━━━ Supplied data

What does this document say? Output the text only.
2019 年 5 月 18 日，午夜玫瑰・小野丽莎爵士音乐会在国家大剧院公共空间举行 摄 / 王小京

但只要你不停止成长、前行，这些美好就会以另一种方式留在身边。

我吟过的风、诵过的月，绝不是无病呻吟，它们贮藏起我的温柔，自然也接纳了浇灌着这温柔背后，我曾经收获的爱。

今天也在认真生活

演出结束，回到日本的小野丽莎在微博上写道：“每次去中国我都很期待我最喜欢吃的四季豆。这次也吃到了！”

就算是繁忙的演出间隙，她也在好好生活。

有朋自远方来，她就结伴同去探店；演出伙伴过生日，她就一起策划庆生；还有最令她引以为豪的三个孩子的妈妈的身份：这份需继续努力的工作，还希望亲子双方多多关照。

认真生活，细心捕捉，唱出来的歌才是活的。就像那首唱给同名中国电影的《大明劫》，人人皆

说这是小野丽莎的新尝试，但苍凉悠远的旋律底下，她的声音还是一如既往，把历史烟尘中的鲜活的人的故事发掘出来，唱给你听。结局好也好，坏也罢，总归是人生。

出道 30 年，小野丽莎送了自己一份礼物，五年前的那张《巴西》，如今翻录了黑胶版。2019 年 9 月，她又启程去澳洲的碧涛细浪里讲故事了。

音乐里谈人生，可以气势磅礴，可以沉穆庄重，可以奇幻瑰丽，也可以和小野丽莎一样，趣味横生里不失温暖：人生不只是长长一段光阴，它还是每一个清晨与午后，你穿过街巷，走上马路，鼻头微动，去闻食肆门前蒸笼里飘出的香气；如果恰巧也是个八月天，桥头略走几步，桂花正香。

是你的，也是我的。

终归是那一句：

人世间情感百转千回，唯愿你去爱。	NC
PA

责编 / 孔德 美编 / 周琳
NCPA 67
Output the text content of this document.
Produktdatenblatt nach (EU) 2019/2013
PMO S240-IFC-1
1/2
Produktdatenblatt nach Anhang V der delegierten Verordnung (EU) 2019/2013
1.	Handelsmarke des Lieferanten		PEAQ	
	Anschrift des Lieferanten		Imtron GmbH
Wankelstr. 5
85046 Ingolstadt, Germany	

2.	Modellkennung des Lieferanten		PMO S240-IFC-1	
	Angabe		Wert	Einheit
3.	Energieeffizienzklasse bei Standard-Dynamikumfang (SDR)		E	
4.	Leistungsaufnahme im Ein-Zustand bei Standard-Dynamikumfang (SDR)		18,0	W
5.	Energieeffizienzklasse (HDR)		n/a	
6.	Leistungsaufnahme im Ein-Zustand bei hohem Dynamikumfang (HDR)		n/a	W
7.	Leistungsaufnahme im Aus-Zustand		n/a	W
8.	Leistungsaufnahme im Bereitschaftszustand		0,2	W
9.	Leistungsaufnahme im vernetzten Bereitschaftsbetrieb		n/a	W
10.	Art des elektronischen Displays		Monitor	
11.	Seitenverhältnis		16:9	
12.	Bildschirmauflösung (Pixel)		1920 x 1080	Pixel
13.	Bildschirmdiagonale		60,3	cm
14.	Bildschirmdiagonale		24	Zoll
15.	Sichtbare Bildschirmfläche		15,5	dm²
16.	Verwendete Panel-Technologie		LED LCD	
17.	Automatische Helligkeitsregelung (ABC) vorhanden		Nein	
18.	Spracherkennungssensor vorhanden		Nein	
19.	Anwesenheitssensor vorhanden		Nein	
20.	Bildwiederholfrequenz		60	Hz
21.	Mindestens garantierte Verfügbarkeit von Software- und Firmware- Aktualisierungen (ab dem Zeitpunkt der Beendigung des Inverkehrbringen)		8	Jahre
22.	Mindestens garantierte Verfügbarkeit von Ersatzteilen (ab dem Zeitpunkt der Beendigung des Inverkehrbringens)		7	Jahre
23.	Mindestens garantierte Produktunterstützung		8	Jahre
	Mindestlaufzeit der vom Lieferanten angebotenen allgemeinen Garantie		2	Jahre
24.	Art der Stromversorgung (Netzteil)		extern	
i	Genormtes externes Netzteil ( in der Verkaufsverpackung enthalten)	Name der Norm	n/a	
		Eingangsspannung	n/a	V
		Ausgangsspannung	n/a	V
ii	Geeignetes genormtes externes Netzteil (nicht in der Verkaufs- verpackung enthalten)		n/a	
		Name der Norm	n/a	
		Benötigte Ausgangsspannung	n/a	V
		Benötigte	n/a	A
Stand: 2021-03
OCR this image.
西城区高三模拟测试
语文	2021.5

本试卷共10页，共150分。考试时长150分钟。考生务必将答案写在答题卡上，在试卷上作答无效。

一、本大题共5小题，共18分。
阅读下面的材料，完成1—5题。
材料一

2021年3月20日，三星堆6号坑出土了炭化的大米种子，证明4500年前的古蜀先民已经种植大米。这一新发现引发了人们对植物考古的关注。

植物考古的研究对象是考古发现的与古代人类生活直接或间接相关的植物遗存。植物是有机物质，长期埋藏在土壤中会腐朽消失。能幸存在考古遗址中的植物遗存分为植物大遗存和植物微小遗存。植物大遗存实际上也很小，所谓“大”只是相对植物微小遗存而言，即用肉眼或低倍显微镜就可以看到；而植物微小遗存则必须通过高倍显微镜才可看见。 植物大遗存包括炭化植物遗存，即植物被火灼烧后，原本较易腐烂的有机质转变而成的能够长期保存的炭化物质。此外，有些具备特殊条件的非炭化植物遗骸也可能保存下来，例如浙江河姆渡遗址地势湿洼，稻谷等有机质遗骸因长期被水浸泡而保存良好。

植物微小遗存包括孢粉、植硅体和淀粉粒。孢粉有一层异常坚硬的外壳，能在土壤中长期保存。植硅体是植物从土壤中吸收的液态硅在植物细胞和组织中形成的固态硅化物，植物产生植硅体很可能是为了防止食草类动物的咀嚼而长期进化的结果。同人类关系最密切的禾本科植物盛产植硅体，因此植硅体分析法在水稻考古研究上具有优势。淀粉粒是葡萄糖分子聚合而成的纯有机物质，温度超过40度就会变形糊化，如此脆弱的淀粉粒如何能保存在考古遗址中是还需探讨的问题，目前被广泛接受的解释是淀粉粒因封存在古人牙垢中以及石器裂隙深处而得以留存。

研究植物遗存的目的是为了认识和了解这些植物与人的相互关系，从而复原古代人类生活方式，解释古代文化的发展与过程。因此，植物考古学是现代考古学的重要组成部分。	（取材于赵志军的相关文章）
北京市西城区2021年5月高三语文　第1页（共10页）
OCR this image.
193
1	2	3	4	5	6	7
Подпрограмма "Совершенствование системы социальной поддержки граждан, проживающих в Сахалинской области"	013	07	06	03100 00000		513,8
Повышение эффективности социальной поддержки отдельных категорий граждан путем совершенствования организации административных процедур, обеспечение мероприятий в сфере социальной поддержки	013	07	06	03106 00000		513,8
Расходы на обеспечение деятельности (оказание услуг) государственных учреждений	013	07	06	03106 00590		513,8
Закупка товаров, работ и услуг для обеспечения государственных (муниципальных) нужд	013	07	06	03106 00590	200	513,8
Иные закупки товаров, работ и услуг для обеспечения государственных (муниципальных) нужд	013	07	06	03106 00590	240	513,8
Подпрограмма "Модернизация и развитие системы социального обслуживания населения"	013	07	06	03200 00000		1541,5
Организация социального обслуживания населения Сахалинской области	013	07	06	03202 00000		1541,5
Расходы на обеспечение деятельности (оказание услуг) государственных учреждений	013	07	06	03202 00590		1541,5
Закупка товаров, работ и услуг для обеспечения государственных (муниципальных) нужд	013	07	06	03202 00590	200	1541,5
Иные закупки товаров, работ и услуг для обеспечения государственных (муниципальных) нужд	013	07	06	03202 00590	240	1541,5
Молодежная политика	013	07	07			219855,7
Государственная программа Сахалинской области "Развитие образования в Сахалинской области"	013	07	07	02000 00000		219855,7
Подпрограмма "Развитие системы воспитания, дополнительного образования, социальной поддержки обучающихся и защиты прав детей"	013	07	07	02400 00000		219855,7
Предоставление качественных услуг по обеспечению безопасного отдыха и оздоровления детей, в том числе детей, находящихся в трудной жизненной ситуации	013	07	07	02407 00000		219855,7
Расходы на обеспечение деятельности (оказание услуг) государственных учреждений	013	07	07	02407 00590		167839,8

━━━━━━

# Work required
Pick out every line holding the string "Leistungsaufnahme" and return it.

# Solution below
4.	Leistungsaufnahme im Ein-Zustand bei Standard-Dynamikumfang (SDR)		18,0	W
6.	Leistungsaufnahme im Ein-Zustand bei hohem Dynamikumfang (HDR)		n/a	W
7.	Leistungsaufnahme im Aus-Zustand		n/a	W
8.	Leistungsaufnahme im Bereitschaftszustand		0,2	W
9.	Leistungsaufnahme im vernetzten Bereitschaftsbetrieb		n/a	W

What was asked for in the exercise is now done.